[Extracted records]
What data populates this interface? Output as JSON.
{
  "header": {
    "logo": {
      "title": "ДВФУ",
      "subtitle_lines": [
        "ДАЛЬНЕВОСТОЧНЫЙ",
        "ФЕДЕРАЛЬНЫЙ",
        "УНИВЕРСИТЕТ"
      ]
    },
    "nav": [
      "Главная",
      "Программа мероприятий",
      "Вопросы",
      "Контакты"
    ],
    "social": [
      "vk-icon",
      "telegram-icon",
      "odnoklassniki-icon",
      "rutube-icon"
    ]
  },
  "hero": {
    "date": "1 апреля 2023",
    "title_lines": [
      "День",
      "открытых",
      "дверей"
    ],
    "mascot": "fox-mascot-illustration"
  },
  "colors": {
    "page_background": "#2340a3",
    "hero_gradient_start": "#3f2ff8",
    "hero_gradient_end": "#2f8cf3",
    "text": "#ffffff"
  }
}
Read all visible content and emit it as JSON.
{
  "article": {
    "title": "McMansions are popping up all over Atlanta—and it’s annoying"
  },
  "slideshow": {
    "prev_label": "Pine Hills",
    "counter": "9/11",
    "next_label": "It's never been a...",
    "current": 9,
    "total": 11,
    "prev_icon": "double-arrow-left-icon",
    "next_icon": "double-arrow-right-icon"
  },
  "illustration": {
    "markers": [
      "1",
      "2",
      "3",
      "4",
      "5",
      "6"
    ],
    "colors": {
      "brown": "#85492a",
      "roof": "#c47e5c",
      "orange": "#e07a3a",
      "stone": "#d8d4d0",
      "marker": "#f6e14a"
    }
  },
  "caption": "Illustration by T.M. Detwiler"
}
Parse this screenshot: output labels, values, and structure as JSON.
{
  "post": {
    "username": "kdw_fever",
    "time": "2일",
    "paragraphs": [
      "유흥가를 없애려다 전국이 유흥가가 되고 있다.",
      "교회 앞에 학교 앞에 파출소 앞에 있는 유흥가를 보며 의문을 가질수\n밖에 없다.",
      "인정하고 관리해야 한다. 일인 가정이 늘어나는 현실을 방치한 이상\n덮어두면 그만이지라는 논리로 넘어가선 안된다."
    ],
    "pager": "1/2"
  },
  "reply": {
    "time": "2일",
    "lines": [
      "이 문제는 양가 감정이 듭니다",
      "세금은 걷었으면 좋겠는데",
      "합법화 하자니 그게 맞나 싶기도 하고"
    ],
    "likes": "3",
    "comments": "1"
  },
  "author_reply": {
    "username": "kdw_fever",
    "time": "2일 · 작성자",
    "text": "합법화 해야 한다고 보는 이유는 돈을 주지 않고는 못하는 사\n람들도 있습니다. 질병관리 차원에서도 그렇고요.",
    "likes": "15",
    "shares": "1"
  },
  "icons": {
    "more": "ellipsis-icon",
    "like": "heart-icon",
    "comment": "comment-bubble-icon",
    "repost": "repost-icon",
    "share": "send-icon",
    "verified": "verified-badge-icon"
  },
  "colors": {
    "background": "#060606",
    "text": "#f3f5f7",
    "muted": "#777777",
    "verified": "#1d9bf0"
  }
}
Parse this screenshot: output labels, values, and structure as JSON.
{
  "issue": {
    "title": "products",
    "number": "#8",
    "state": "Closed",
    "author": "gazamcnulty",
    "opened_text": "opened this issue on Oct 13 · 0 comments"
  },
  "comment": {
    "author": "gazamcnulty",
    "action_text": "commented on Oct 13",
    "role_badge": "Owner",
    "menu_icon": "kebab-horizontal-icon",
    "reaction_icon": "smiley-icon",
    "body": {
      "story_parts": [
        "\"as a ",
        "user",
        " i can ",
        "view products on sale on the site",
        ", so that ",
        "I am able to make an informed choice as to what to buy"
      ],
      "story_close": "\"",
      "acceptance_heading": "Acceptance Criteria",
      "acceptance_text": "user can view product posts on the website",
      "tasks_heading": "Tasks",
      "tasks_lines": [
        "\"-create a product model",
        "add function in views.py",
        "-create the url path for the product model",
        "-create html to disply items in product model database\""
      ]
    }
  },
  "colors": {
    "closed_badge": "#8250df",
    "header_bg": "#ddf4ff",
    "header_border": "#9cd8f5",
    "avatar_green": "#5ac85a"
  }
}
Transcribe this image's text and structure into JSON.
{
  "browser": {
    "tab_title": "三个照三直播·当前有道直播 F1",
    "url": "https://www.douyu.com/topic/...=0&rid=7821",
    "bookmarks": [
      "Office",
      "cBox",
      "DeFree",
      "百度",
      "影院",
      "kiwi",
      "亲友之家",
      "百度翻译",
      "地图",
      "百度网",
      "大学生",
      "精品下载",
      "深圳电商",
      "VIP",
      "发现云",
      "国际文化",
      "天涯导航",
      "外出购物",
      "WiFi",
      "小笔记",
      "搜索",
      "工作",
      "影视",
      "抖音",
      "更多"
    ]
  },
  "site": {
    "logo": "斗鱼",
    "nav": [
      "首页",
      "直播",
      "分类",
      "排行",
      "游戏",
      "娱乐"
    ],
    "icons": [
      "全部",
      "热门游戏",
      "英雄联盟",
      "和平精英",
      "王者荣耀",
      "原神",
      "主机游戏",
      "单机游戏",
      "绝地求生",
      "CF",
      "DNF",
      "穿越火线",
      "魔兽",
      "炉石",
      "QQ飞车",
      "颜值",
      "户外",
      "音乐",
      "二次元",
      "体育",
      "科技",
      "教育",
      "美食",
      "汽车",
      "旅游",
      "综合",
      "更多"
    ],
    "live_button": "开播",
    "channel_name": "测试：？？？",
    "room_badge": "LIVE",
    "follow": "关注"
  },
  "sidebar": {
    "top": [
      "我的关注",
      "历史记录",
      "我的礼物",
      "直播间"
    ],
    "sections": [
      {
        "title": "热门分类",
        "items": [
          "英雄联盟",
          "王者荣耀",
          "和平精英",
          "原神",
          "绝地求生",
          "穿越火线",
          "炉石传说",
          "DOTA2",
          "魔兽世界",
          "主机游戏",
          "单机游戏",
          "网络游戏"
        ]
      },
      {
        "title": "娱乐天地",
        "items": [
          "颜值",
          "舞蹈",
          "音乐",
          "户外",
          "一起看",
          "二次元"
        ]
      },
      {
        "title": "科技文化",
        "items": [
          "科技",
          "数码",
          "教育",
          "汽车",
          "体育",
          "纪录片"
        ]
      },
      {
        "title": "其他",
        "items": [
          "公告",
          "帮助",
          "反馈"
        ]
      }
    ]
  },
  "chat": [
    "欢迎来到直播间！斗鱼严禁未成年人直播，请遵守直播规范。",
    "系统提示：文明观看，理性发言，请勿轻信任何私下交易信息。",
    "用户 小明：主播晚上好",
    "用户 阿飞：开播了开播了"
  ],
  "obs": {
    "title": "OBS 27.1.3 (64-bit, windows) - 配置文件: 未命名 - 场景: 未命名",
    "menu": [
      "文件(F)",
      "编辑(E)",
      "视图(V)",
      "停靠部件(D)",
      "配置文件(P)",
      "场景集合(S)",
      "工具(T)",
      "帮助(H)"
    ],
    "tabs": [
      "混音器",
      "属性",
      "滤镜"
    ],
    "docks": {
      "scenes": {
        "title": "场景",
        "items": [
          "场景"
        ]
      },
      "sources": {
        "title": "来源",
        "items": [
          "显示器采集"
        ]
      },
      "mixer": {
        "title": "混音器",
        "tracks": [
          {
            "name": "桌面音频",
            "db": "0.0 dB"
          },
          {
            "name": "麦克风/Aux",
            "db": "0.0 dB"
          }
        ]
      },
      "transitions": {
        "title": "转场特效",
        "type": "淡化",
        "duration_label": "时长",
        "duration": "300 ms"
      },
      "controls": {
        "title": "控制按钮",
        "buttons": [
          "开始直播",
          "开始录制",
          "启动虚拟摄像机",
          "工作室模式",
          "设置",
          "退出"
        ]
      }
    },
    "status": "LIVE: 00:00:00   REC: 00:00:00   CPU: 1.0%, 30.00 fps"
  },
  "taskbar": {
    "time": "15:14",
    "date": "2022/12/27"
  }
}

=== What the task requires ===
Copy each line from the records above that includes the string "create".

=== Full output ===
        "\"-create a product model",
        "-create the url path for the product model",
        "-create html to disply items in product model database\""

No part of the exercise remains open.